— start DATASET RECORDS —
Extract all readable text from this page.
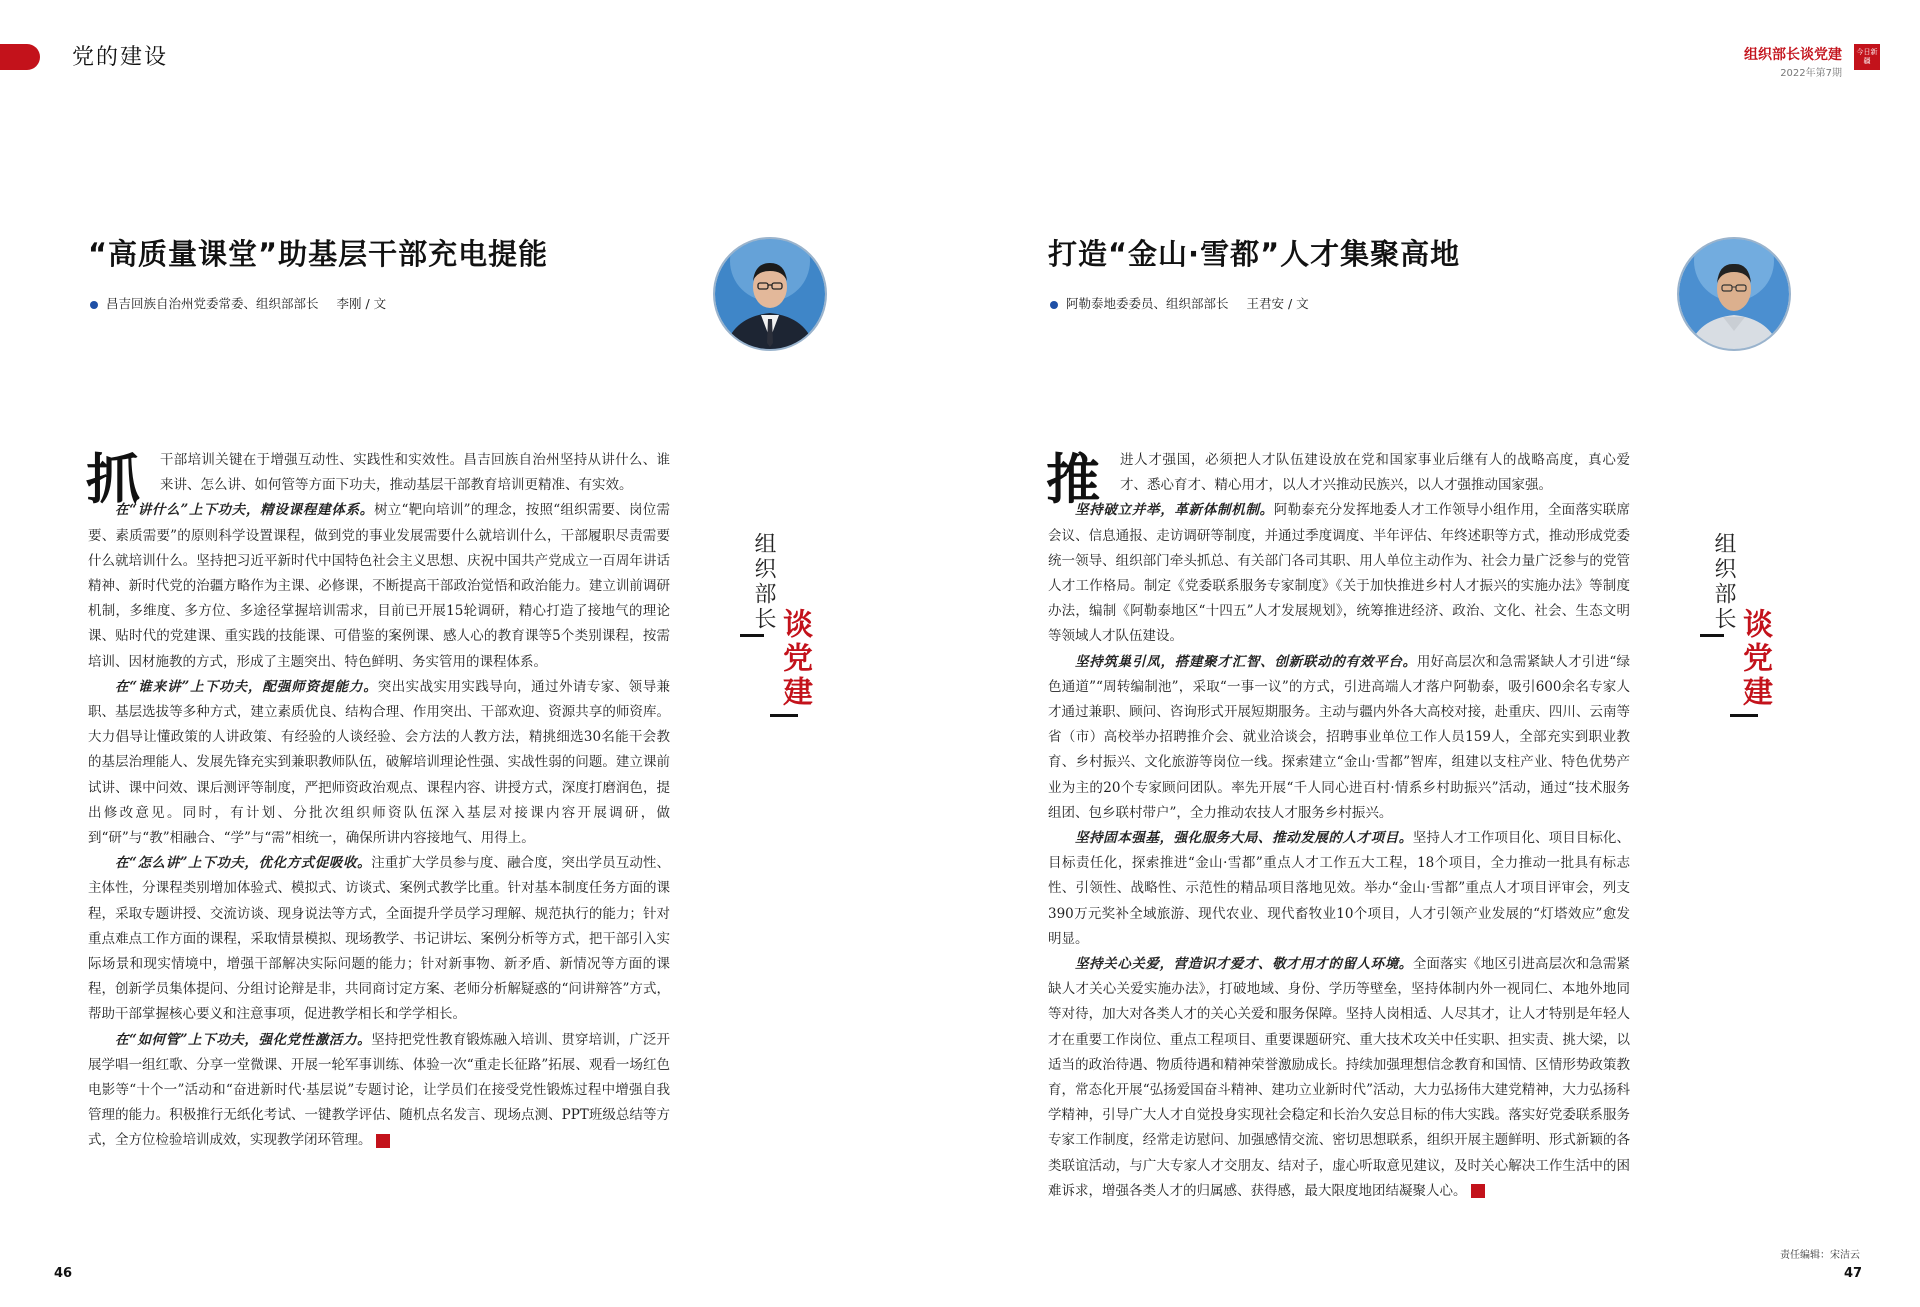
党的建设	组织部长谈党建
2022年第7期
今日新疆
“高质量课堂”助基层干部充电提能
昌吉回族自治州党委常委、组织部部长 李刚 / 文
抓	干部培训关键在于增强互动性、实践性和实效性。昌吉回族自治州坚持从讲什么、谁来讲、怎么讲、如何管等方面下功夫，推动基层干部教育培训更精准、有实效。

在“讲什么”上下功夫，精设课程建体系。树立“靶向培训”的理念，按照“组织需要、岗位需要、素质需要”的原则科学设置课程，做到党的事业发展需要什么就培训什么，干部履职尽责需要什么就培训什么。坚持把习近平新时代中国特色社会主义思想、庆祝中国共产党成立一百周年讲话精神、新时代党的治疆方略作为主课、必修课，不断提高干部政治觉悟和政治能力。建立训前调研机制，多维度、多方位、多途径掌握培训需求，目前已开展15轮调研，精心打造了接地气的理论课、贴时代的党建课、重实践的技能课、可借鉴的案例课、感人心的教育课等5个类别课程，按需培训、因材施教的方式，形成了主题突出、特色鲜明、务实管用的课程体系。

在“谁来讲”上下功夫，配强师资提能力。突出实战实用实践导向，通过外请专家、领导兼职、基层选拔等多种方式，建立素质优良、结构合理、作用突出、干部欢迎、资源共享的师资库。大力倡导让懂政策的人讲政策、有经验的人谈经验、会方法的人教方法，精挑细选30名能干会教的基层治理能人、发展先锋充实到兼职教师队伍，破解培训理论性强、实战性弱的问题。建立课前试讲、课中问效、课后测评等制度，严把师资政治观点、课程内容、讲授方式，深度打磨润色，提出修改意见。同时，有计划、分批次组织师资队伍深入基层对接课内容开展调研，做到“研”与“教”相融合、“学”与“需”相统一，确保所讲内容接地气、用得上。

在“怎么讲”上下功夫，优化方式促吸收。注重扩大学员参与度、融合度，突出学员互动性、主体性，分课程类别增加体验式、模拟式、访谈式、案例式教学比重。针对基本制度任务方面的课程，采取专题讲授、交流访谈、现身说法等方式，全面提升学员学习理解、规范执行的能力；针对重点难点工作方面的课程，采取情景模拟、现场教学、书记讲坛、案例分析等方式，把干部引入实际场景和现实情境中，增强干部解决实际问题的能力；针对新事物、新矛盾、新情况等方面的课程，创新学员集体提问、分组讨论辩是非，共同商讨定方案、老师分析解疑惑的“问讲辩答”方式，帮助干部掌握核心要义和注意事项，促进教学相长和学学相长。

在“如何管”上下功夫，强化党性激活力。坚持把党性教育锻炼融入培训、贯穿培训，广泛开展学唱一组红歌、分享一堂微课、开展一轮军事训练、体验一次“重走长征路”拓展、观看一场红色电影等“十个一”活动和“奋进新时代·基层说”专题讨论，让学员们在接受党性锻炼过程中增强自我管理的能力。积极推行无纸化考试、一键教学评估、随机点名发言、现场点测、PPT班级总结等方式，全方位检验培训成效，实现教学闭环管理。	J

组织部长
谈党建
46
打造“金山·雪都”人才集聚高地
阿勒泰地委委员、组织部部长 王君安 / 文
推	进人才强国，必须把人才队伍建设放在党和国家事业后继有人的战略高度，真心爱才、悉心育才、精心用才，以人才兴推动民族兴，以人才强推动国家强。

坚持破立并举，革新体制机制。阿勒泰充分发挥地委人才工作领导小组作用，全面落实联席会议、信息通报、走访调研等制度，并通过季度调度、半年评估、年终述职等方式，推动形成党委统一领导、组织部门牵头抓总、有关部门各司其职、用人单位主动作为、社会力量广泛参与的党管人才工作格局。制定《党委联系服务专家制度》《关于加快推进乡村人才振兴的实施办法》等制度办法，编制《阿勒泰地区“十四五”人才发展规划》，统筹推进经济、政治、文化、社会、生态文明等领域人才队伍建设。

坚持筑巢引凤，搭建聚才汇智、创新联动的有效平台。用好高层次和急需紧缺人才引进“绿色通道”“周转编制池”，采取“一事一议”的方式，引进高端人才落户阿勒泰，吸引600余名专家人才通过兼职、顾问、咨询形式开展短期服务。主动与疆内外各大高校对接，赴重庆、四川、云南等省（市）高校举办招聘推介会、就业洽谈会，招聘事业单位工作人员159人，全部充实到职业教育、乡村振兴、文化旅游等岗位一线。探索建立“金山·雪都”智库，组建以支柱产业、特色优势产业为主的20个专家顾问团队。率先开展“千人同心进百村·情系乡村助振兴”活动，通过“技术服务组团、包乡联村带户”，全力推动农技人才服务乡村振兴。

坚持固本强基，强化服务大局、推动发展的人才项目。坚持人才工作项目化、项目目标化、目标责任化，探索推进“金山·雪都”重点人才工作五大工程，18个项目，全力推动一批具有标志性、引领性、战略性、示范性的精品项目落地见效。举办“金山·雪都”重点人才项目评审会，列支390万元奖补全域旅游、现代农业、现代畜牧业10个项目，人才引领产业发展的“灯塔效应”愈发明显。

坚持关心关爱，营造识才爱才、敬才用才的留人环境。全面落实《地区引进高层次和急需紧缺人才关心关爱实施办法》，打破地域、身份、学历等壁垒，坚持体制内外一视同仁、本地外地同等对待，加大对各类人才的关心关爱和服务保障。坚持人岗相适、人尽其才，让人才特别是年轻人才在重要工作岗位、重点工程项目、重要课题研究、重大技术攻关中任实职、担实责、挑大梁，以适当的政治待遇、物质待遇和精神荣誉激励成长。持续加强理想信念教育和国情、区情形势政策教育，常态化开展“弘扬爱国奋斗精神、建功立业新时代”活动，大力弘扬伟大建党精神，大力弘扬科学精神，引导广大人才自觉投身实现社会稳定和长治久安总目标的伟大实践。落实好党委联系服务专家工作制度，经常走访慰问、加强感情交流、密切思想联系，组织开展主题鲜明、形式新颖的各类联谊活动，与广大专家人才交朋友、结对子，虚心听取意见建议，及时关心解决工作生活中的困难诉求，增强各类人才的归属感、获得感，最大限度地团结凝聚人心。	J

组织部长
谈党建
责任编辑：宋洁云
47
— end DATASET RECORDS —
> [WHAT TO PRODUCE] Looking at the material above, count the lines that hold "上下功夫" and give the total alone.

> [OUTPUT OF THE EXERCISE] 4